> _DATA LINES_
^^^^^^^^^^^^^^^^

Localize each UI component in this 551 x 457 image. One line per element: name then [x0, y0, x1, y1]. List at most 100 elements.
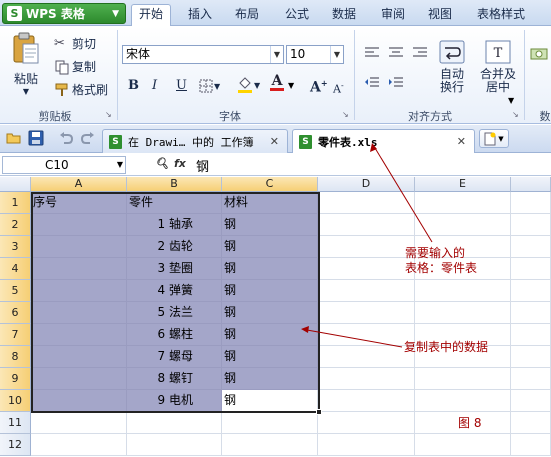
cell-c2[interactable]: 钢: [222, 214, 318, 236]
cell-a11[interactable]: [31, 412, 127, 434]
row-header[interactable]: 11: [0, 412, 31, 434]
cell-a9[interactable]: [31, 368, 127, 390]
cell-b8[interactable]: 7 螺母: [127, 346, 222, 368]
tab-data[interactable]: 数据: [324, 5, 364, 25]
cell-a2[interactable]: [31, 214, 127, 236]
tab-home[interactable]: 开始: [131, 4, 171, 27]
close-icon[interactable]: ✕: [270, 135, 279, 148]
app-menu-button[interactable]: S WPS 表格 ▼: [2, 3, 126, 24]
insert-function-button[interactable]: fx: [174, 157, 186, 170]
cell-c12[interactable]: [222, 434, 318, 456]
column-f-cells[interactable]: [511, 192, 551, 456]
cell-c5[interactable]: 钢: [222, 280, 318, 302]
paste-button[interactable]: 粘贴 ▼: [8, 32, 44, 96]
close-icon[interactable]: ✕: [457, 135, 466, 148]
cell-b4[interactable]: 3 垫圈: [127, 258, 222, 280]
cell-c3[interactable]: 钢: [222, 236, 318, 258]
dialog-launcher-icon[interactable]: ↘: [105, 110, 112, 119]
row-header[interactable]: 3: [0, 236, 31, 258]
tab-view[interactable]: 视图: [420, 5, 460, 25]
doc-tab-parts-table[interactable]: S 零件表.xls ✕: [292, 129, 475, 153]
merge-center-button[interactable]: T 合并及 居中: [478, 40, 518, 94]
cell-c1[interactable]: 材料: [222, 192, 318, 214]
chevron-down-icon[interactable]: ▼: [288, 81, 294, 90]
cell-b7[interactable]: 6 螺柱: [127, 324, 222, 346]
dialog-launcher-icon[interactable]: ↘: [342, 110, 349, 119]
font-color-button[interactable]: A: [270, 74, 284, 91]
cell-b12[interactable]: [127, 434, 222, 456]
row-header[interactable]: 10: [0, 390, 31, 412]
cell-a5[interactable]: [31, 280, 127, 302]
dialog-launcher-icon[interactable]: ↘: [512, 110, 519, 119]
column-header-e[interactable]: E: [415, 177, 511, 192]
tab-layout[interactable]: 布局: [227, 5, 267, 25]
cell-c7[interactable]: 钢: [222, 324, 318, 346]
name-box[interactable]: C10 ▼: [2, 156, 126, 174]
row-header[interactable]: 5: [0, 280, 31, 302]
cell-b11[interactable]: [127, 412, 222, 434]
increase-indent-button[interactable]: [388, 76, 404, 90]
cell-a6[interactable]: [31, 302, 127, 324]
row-header[interactable]: 12: [0, 434, 31, 456]
row-header[interactable]: 2: [0, 214, 31, 236]
cell-b2[interactable]: 1 轴承: [127, 214, 222, 236]
tab-review[interactable]: 审阅: [373, 5, 413, 25]
row-header[interactable]: 1: [0, 192, 31, 214]
doc-tab-workbook[interactable]: S 在 Drawi… 中的 工作簿 ✕: [102, 129, 288, 153]
cell-a3[interactable]: [31, 236, 127, 258]
cell-a7[interactable]: [31, 324, 127, 346]
format-painter-button[interactable]: 格式刷: [54, 81, 108, 98]
tab-insert[interactable]: 插入: [180, 5, 220, 25]
cell-b3[interactable]: 2 齿轮: [127, 236, 222, 258]
chevron-down-icon[interactable]: ▼: [508, 96, 514, 105]
font-size-select[interactable]: 10 ▼: [286, 45, 344, 64]
cell-c10-active[interactable]: 钢: [222, 390, 318, 412]
cell-c4[interactable]: 钢: [222, 258, 318, 280]
fill-handle[interactable]: [316, 409, 322, 415]
italic-button[interactable]: I: [152, 78, 157, 93]
column-d-cells[interactable]: [318, 192, 415, 456]
row-header[interactable]: 7: [0, 324, 31, 346]
cell-a8[interactable]: [31, 346, 127, 368]
cell-b1[interactable]: 零件: [127, 192, 222, 214]
redo-icon[interactable]: [80, 130, 96, 146]
column-header-b[interactable]: B: [127, 177, 222, 192]
formula-input[interactable]: 钢: [196, 156, 209, 175]
shrink-font-button[interactable]: A-: [333, 81, 344, 96]
cell-c6[interactable]: 钢: [222, 302, 318, 324]
tab-formula[interactable]: 公式: [277, 5, 317, 25]
select-all-corner[interactable]: [0, 177, 31, 192]
cell-a1[interactable]: 序号: [31, 192, 127, 214]
column-header-f[interactable]: [511, 177, 551, 192]
row-header[interactable]: 6: [0, 302, 31, 324]
align-center-button[interactable]: [388, 46, 404, 60]
open-folder-icon[interactable]: [6, 130, 22, 146]
cell-b5[interactable]: 4 弹簧: [127, 280, 222, 302]
align-top-left-button[interactable]: [364, 46, 380, 60]
cell-b6[interactable]: 5 法兰: [127, 302, 222, 324]
row-header[interactable]: 9: [0, 368, 31, 390]
align-right-button[interactable]: [412, 46, 428, 60]
font-name-select[interactable]: 宋体 ▼: [122, 45, 284, 64]
wrap-text-button[interactable]: 自动 换行: [437, 40, 467, 94]
copy-button[interactable]: 复制: [54, 58, 96, 75]
fill-color-button[interactable]: ▼: [236, 76, 260, 94]
tab-table-style[interactable]: 表格样式: [468, 5, 534, 25]
column-header-a[interactable]: A: [31, 177, 127, 192]
row-header[interactable]: 8: [0, 346, 31, 368]
number-format-button[interactable]: [530, 46, 548, 62]
column-header-d[interactable]: D: [318, 177, 415, 192]
search-function-icon[interactable]: 🔍︎: [155, 157, 169, 170]
decrease-indent-button[interactable]: [364, 76, 380, 90]
cut-button[interactable]: ✂ 剪切: [54, 35, 96, 52]
undo-icon[interactable]: [58, 130, 74, 146]
grow-font-button[interactable]: A+: [310, 78, 328, 96]
cell-c9[interactable]: 钢: [222, 368, 318, 390]
cell-c11[interactable]: [222, 412, 318, 434]
new-tab-button[interactable]: ▼: [479, 129, 509, 148]
row-header[interactable]: 4: [0, 258, 31, 280]
cell-a10[interactable]: [31, 390, 127, 412]
cell-b9[interactable]: 8 螺钉: [127, 368, 222, 390]
cell-a12[interactable]: [31, 434, 127, 456]
underline-button[interactable]: U: [176, 78, 187, 93]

^^^^^^^^^^^^^^^^

> _EXERCISE OBJECTIVE_
Can you change every "dialog-launcher-icon" in the records above to "dialog-launcher-button" and write them out again with nothing else altered? Leave the pictures out.

> _ANSWER IN FULL_
Localize each UI component in this 551 x 457 image. One line per element: name then [x0, y0, x1, y1]. List at most 100 elements.
cell-c2[interactable]: 钢: [222, 214, 318, 236]
cell-a11[interactable]: [31, 412, 127, 434]
row-header[interactable]: 11: [0, 412, 31, 434]
cell-a9[interactable]: [31, 368, 127, 390]
cell-b8[interactable]: 7 螺母: [127, 346, 222, 368]
tab-data[interactable]: 数据: [324, 5, 364, 25]
cell-a2[interactable]: [31, 214, 127, 236]
tab-home[interactable]: 开始: [131, 4, 171, 27]
close-icon[interactable]: ✕: [270, 135, 279, 148]
app-menu-button[interactable]: S WPS 表格 ▼: [2, 3, 126, 24]
insert-function-button[interactable]: fx: [174, 157, 186, 170]
cell-c12[interactable]: [222, 434, 318, 456]
column-f-cells[interactable]: [511, 192, 551, 456]
cell-c5[interactable]: 钢: [222, 280, 318, 302]
paste-button[interactable]: 粘贴 ▼: [8, 32, 44, 96]
close-icon[interactable]: ✕: [457, 135, 466, 148]
cell-b4[interactable]: 3 垫圈: [127, 258, 222, 280]
cell-c3[interactable]: 钢: [222, 236, 318, 258]
dialog-launcher-button[interactable]: ↘: [105, 110, 112, 119]
row-header[interactable]: 3: [0, 236, 31, 258]
tab-view[interactable]: 视图: [420, 5, 460, 25]
doc-tab-parts-table[interactable]: S 零件表.xls ✕: [292, 129, 475, 153]
merge-center-button[interactable]: T 合并及 居中: [478, 40, 518, 94]
cell-c1[interactable]: 材料: [222, 192, 318, 214]
chevron-down-icon[interactable]: ▼: [288, 81, 294, 90]
cell-b7[interactable]: 6 螺柱: [127, 324, 222, 346]
dialog-launcher-button[interactable]: ↘: [342, 110, 349, 119]
font-color-button[interactable]: A: [270, 74, 284, 91]
cell-b12[interactable]: [127, 434, 222, 456]
row-header[interactable]: 10: [0, 390, 31, 412]
cell-a5[interactable]: [31, 280, 127, 302]
dialog-launcher-button[interactable]: ↘: [512, 110, 519, 119]
column-header-e[interactable]: E: [415, 177, 511, 192]
tab-layout[interactable]: 布局: [227, 5, 267, 25]
cell-c7[interactable]: 钢: [222, 324, 318, 346]
name-box[interactable]: C10 ▼: [2, 156, 126, 174]
row-header[interactable]: 5: [0, 280, 31, 302]
cell-b11[interactable]: [127, 412, 222, 434]
increase-indent-button[interactable]: [388, 76, 404, 90]
cell-a6[interactable]: [31, 302, 127, 324]
row-header[interactable]: 12: [0, 434, 31, 456]
row-header[interactable]: 2: [0, 214, 31, 236]
cell-b2[interactable]: 1 轴承: [127, 214, 222, 236]
tab-review[interactable]: 审阅: [373, 5, 413, 25]
row-header[interactable]: 1: [0, 192, 31, 214]
doc-tab-workbook[interactable]: S 在 Drawi… 中的 工作簿 ✕: [102, 129, 288, 153]
cell-a3[interactable]: [31, 236, 127, 258]
cell-a7[interactable]: [31, 324, 127, 346]
format-painter-button[interactable]: 格式刷: [54, 81, 108, 98]
tab-insert[interactable]: 插入: [180, 5, 220, 25]
cell-b3[interactable]: 2 齿轮: [127, 236, 222, 258]
chevron-down-icon[interactable]: ▼: [508, 96, 514, 105]
font-size-select[interactable]: 10 ▼: [286, 45, 344, 64]
cell-c10-active[interactable]: 钢: [222, 390, 318, 412]
cell-c4[interactable]: 钢: [222, 258, 318, 280]
fill-handle[interactable]: [316, 409, 322, 415]
italic-button[interactable]: I: [152, 78, 157, 93]
column-d-cells[interactable]: [318, 192, 415, 456]
row-header[interactable]: 7: [0, 324, 31, 346]
cell-a8[interactable]: [31, 346, 127, 368]
cell-b1[interactable]: 零件: [127, 192, 222, 214]
redo-icon[interactable]: [80, 130, 96, 146]
column-header-b[interactable]: B: [127, 177, 222, 192]
formula-input[interactable]: 钢: [196, 156, 209, 175]
shrink-font-button[interactable]: A-: [333, 81, 344, 96]
cell-c6[interactable]: 钢: [222, 302, 318, 324]
tab-formula[interactable]: 公式: [277, 5, 317, 25]
select-all-corner[interactable]: [0, 177, 31, 192]
cell-a1[interactable]: 序号: [31, 192, 127, 214]
column-header-f[interactable]: [511, 177, 551, 192]
row-header[interactable]: 6: [0, 302, 31, 324]
align-center-button[interactable]: [388, 46, 404, 60]
open-folder-icon[interactable]: [6, 130, 22, 146]
cell-b5[interactable]: 4 弹簧: [127, 280, 222, 302]
align-top-left-button[interactable]: [364, 46, 380, 60]
cell-b6[interactable]: 5 法兰: [127, 302, 222, 324]
row-header[interactable]: 9: [0, 368, 31, 390]
align-right-button[interactable]: [412, 46, 428, 60]
font-name-select[interactable]: 宋体 ▼: [122, 45, 284, 64]
wrap-text-button[interactable]: 自动 换行: [437, 40, 467, 94]
copy-button[interactable]: 复制: [54, 58, 96, 75]
fill-color-button[interactable]: ▼: [236, 76, 260, 94]
tab-table-style[interactable]: 表格样式: [468, 5, 534, 25]
column-header-a[interactable]: A: [31, 177, 127, 192]
row-header[interactable]: 8: [0, 346, 31, 368]
number-format-button[interactable]: [530, 46, 548, 62]
column-header-d[interactable]: D: [318, 177, 415, 192]
search-function-icon[interactable]: 🔍︎: [155, 157, 169, 170]
decrease-indent-button[interactable]: [364, 76, 380, 90]
cut-button[interactable]: ✂ 剪切: [54, 35, 96, 52]
undo-icon[interactable]: [58, 130, 74, 146]
grow-font-button[interactable]: A+: [310, 78, 328, 96]
cell-c9[interactable]: 钢: [222, 368, 318, 390]
cell-c11[interactable]: [222, 412, 318, 434]
new-tab-button[interactable]: ▼: [479, 129, 509, 148]
row-header[interactable]: 4: [0, 258, 31, 280]
cell-a10[interactable]: [31, 390, 127, 412]
cell-b9[interactable]: 8 螺钉: [127, 368, 222, 390]
cell-a12[interactable]: [31, 434, 127, 456]
underline-button[interactable]: U: [176, 78, 187, 93]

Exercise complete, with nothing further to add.